** begin Input records **
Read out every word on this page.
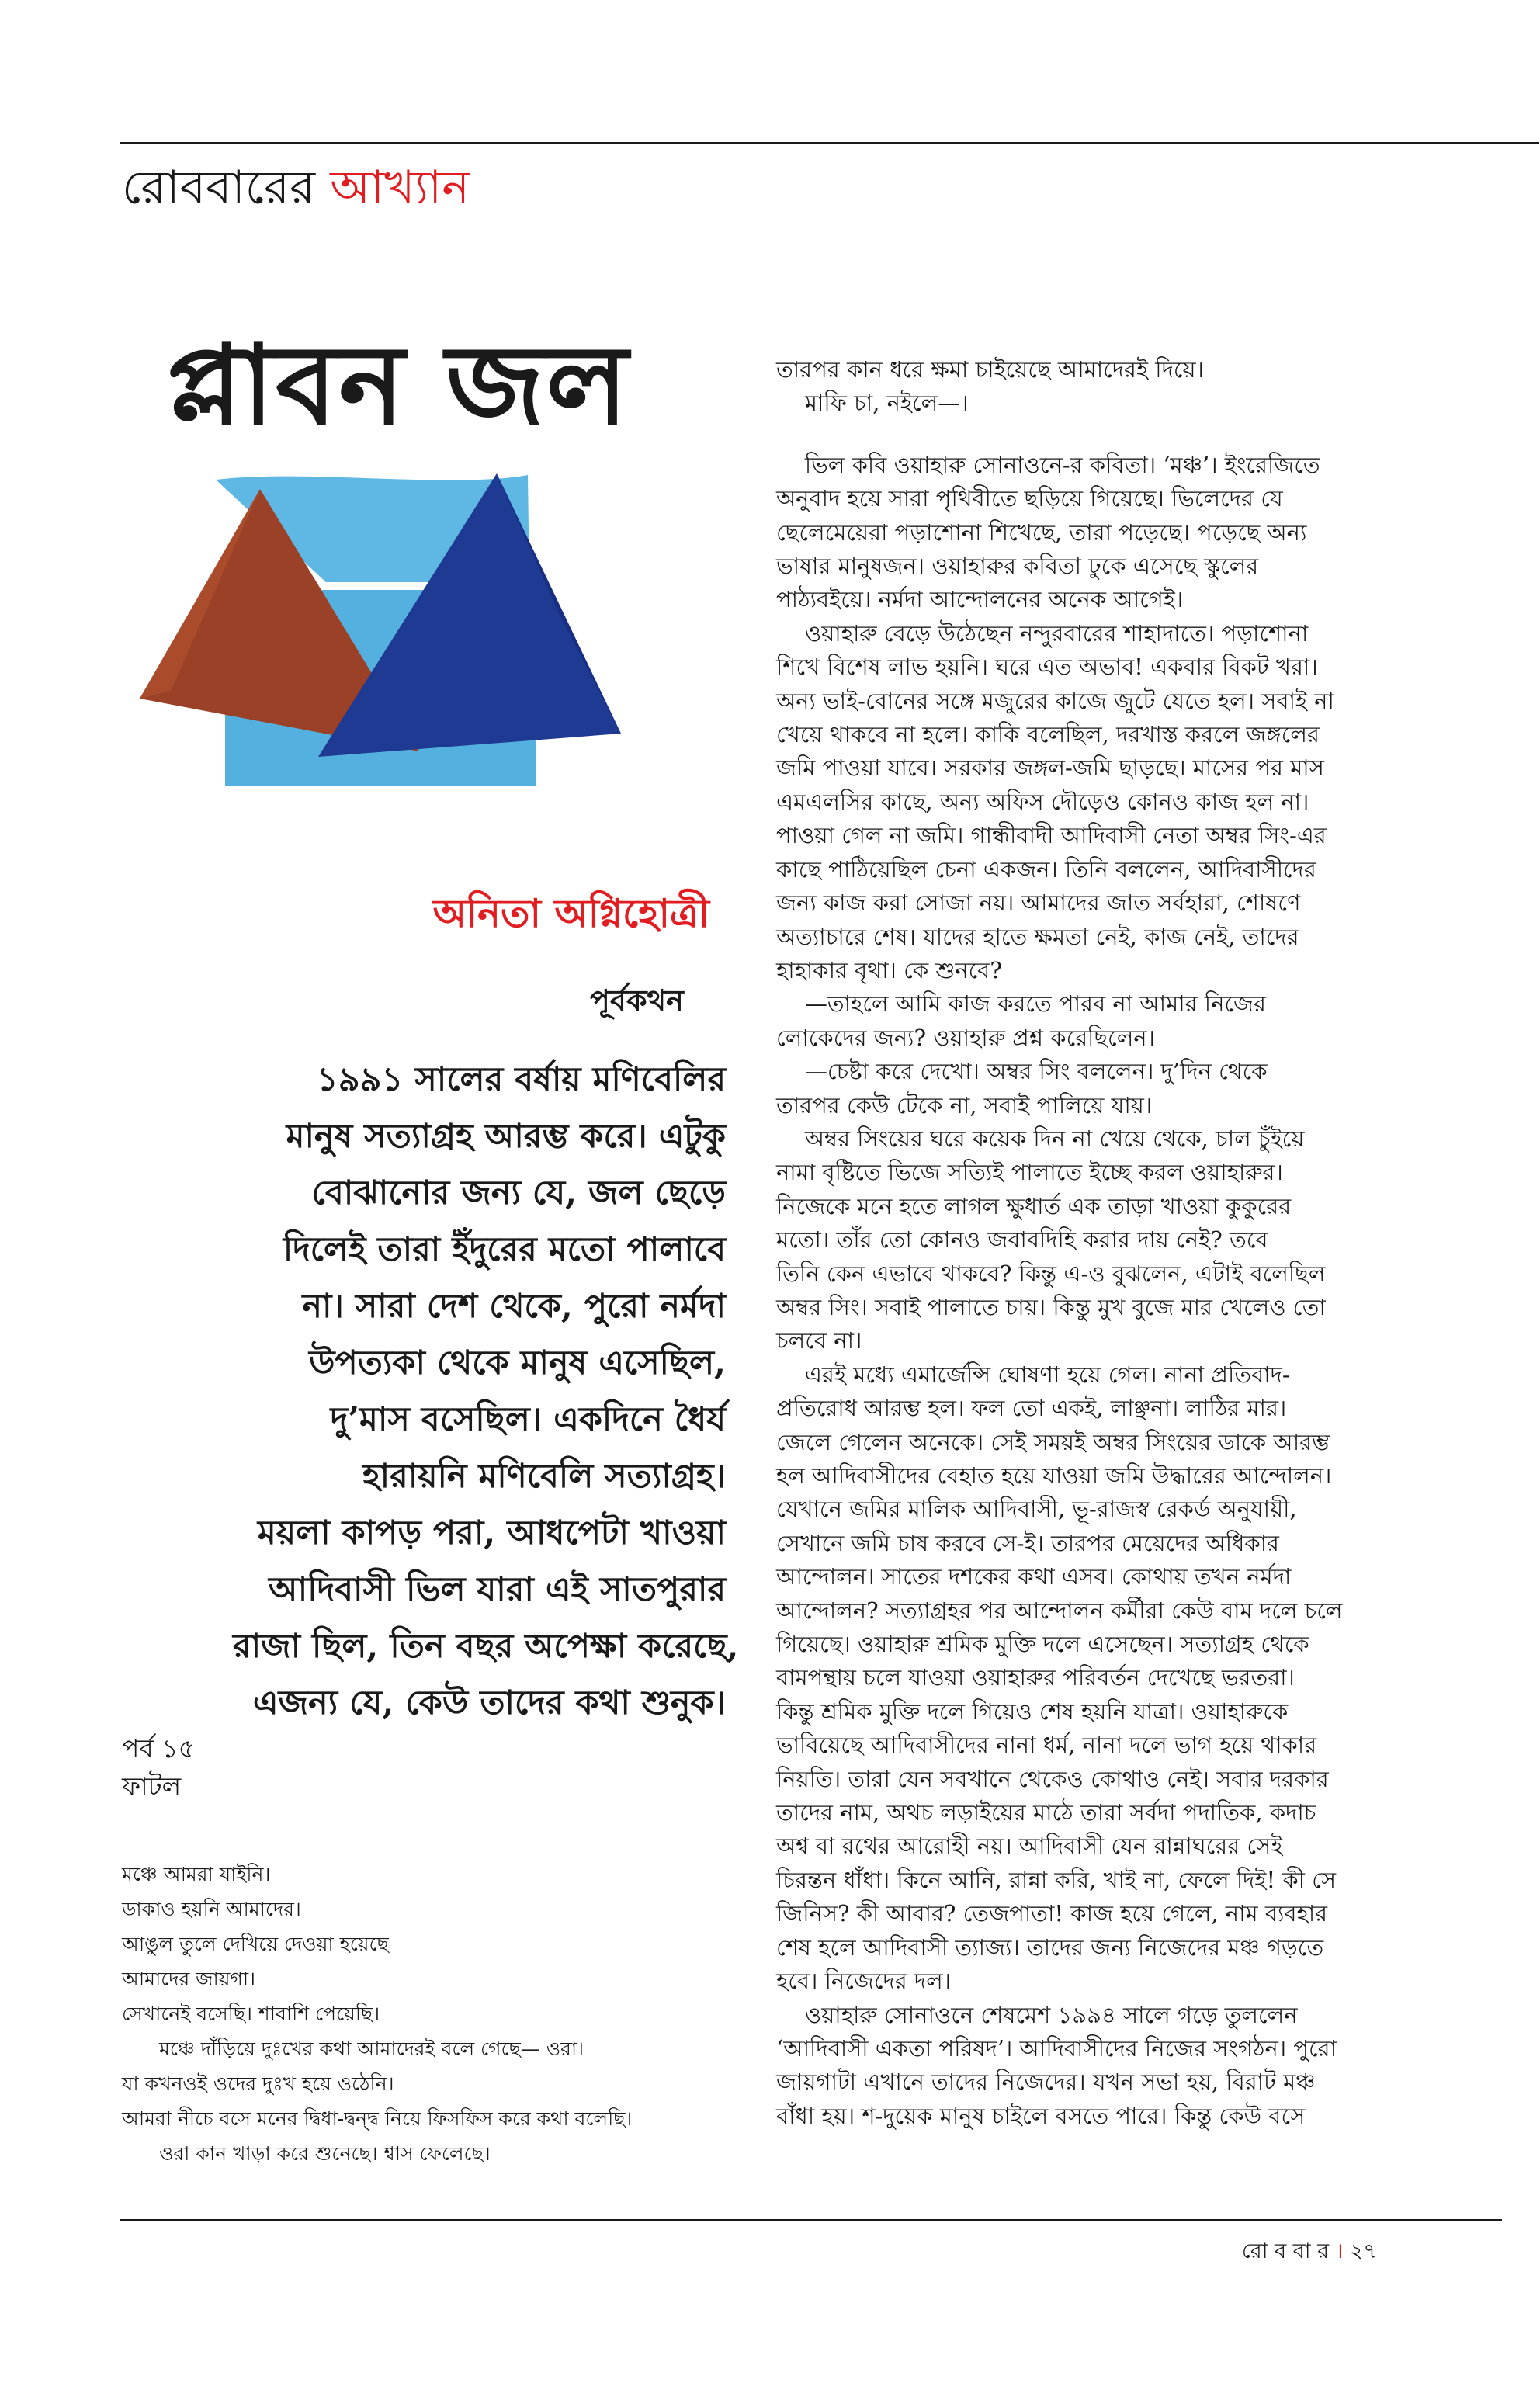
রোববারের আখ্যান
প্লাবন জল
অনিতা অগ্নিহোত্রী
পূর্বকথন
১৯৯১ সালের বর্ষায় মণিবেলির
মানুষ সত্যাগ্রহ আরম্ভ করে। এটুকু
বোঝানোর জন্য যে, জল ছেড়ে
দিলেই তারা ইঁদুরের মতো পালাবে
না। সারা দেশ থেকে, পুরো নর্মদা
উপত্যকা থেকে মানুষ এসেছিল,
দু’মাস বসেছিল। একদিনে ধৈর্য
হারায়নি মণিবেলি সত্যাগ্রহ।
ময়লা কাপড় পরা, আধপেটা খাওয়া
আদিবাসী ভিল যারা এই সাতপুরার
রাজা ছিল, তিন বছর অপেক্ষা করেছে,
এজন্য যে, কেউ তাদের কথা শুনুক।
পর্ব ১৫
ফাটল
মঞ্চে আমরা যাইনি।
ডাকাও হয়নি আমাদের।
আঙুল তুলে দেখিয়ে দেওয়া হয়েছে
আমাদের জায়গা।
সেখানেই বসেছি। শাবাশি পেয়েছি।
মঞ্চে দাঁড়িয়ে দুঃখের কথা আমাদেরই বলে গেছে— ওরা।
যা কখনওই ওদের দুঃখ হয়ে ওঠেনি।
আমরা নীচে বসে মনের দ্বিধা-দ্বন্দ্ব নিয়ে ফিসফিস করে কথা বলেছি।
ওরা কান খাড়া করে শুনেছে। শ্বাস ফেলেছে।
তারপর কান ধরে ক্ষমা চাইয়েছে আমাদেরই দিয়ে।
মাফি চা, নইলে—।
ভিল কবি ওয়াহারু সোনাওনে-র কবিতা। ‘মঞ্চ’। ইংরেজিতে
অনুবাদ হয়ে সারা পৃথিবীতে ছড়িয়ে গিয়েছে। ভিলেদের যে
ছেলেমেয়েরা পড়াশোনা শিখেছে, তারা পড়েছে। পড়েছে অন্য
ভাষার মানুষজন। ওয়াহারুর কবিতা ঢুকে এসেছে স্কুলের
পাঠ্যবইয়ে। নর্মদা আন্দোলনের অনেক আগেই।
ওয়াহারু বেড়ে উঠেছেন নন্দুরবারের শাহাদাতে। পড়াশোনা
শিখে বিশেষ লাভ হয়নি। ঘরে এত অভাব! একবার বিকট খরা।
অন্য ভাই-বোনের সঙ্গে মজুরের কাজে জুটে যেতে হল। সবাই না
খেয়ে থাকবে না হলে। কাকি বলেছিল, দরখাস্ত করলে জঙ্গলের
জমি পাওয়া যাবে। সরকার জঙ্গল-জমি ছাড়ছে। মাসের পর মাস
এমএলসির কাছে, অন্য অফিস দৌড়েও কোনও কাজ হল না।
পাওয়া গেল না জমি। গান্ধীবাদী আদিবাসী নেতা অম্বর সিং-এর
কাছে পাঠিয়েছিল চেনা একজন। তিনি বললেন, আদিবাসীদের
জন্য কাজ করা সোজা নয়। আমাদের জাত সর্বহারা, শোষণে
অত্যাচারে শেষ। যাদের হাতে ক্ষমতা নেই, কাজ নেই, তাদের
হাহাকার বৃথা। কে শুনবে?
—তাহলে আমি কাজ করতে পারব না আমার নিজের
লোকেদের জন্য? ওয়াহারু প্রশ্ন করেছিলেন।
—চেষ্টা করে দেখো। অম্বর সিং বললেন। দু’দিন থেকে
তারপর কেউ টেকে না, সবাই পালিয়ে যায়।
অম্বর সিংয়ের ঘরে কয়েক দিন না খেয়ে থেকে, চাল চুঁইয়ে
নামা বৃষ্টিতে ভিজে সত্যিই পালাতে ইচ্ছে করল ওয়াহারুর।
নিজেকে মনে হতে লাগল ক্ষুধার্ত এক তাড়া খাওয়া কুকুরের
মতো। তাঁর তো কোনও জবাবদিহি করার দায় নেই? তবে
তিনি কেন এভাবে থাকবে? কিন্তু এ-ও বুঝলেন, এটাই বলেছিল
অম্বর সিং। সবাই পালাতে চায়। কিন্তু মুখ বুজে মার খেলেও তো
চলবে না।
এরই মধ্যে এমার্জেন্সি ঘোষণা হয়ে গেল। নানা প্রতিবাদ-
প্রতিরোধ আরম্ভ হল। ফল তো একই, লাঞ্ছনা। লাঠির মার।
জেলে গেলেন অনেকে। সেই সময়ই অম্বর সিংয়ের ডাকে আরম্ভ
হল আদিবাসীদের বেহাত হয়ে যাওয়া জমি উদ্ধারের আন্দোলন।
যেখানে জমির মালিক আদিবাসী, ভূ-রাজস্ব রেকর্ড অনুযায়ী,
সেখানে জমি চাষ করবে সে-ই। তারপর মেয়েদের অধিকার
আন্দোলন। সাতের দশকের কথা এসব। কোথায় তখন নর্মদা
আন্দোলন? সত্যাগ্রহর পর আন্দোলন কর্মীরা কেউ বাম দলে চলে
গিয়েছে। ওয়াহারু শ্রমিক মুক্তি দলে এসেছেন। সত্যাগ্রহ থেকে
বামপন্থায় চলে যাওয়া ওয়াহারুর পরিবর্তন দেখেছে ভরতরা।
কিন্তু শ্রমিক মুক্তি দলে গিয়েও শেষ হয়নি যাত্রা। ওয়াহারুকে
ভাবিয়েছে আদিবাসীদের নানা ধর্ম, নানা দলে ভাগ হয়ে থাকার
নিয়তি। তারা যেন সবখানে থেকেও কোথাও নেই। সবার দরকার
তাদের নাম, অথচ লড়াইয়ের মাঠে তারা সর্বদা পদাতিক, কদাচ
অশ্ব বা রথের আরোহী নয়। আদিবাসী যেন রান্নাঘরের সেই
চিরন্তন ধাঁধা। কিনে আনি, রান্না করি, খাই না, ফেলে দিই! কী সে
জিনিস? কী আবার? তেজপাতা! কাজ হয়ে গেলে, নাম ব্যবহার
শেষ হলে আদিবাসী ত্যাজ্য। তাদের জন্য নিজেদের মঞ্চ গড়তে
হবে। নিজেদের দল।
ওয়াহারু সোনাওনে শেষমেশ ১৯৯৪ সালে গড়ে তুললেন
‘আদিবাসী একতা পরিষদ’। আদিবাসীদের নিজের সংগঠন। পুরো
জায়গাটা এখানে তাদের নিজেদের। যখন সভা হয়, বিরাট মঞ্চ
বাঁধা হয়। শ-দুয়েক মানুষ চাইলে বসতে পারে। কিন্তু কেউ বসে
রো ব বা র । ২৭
** end Input records **
** begin Input records **
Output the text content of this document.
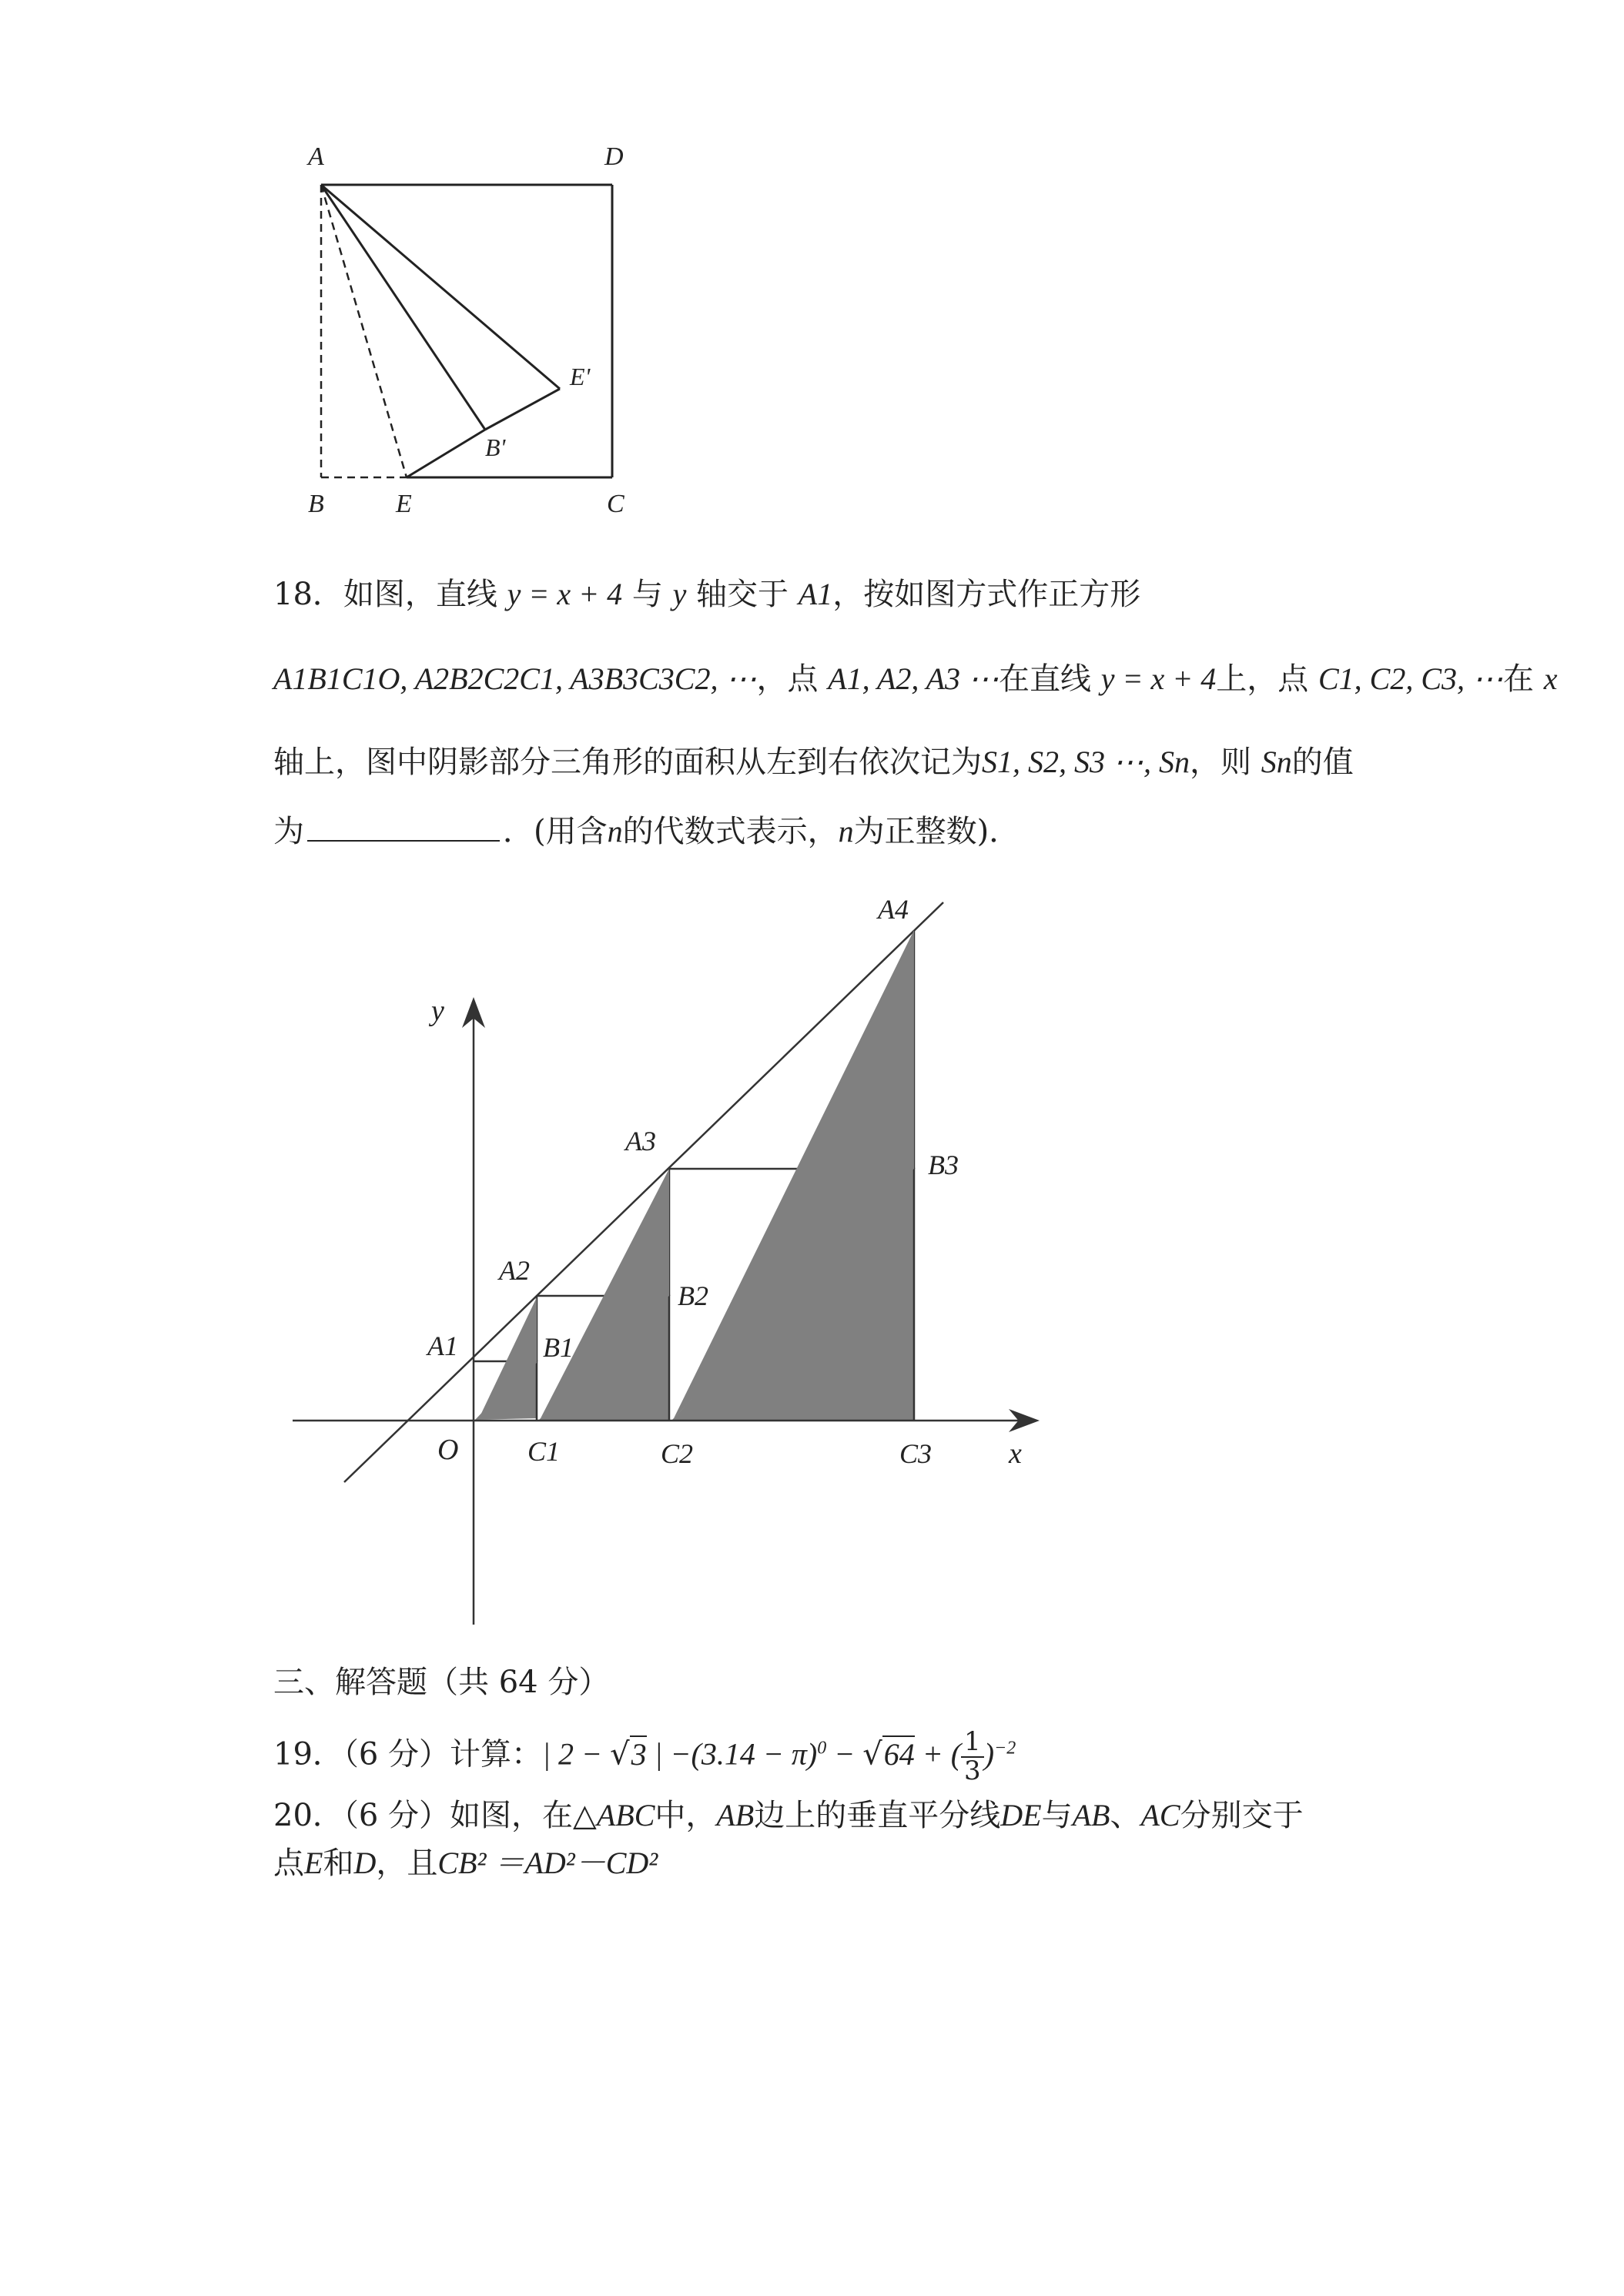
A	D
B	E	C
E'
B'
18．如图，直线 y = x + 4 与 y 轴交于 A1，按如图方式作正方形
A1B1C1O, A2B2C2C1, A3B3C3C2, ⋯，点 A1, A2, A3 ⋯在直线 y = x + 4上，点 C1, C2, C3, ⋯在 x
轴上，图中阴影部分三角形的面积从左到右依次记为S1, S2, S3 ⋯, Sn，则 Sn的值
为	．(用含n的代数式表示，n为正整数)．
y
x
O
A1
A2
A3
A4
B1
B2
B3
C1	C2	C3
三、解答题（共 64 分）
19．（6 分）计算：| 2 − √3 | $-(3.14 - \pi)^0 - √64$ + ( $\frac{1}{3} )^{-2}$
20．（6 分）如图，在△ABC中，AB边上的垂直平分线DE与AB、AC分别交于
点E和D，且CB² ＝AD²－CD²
** end Input records **
### Stated goal
Gather and return every line that holds the string "this".

### Written response
Read out every word on this page.
Output the text content of this document.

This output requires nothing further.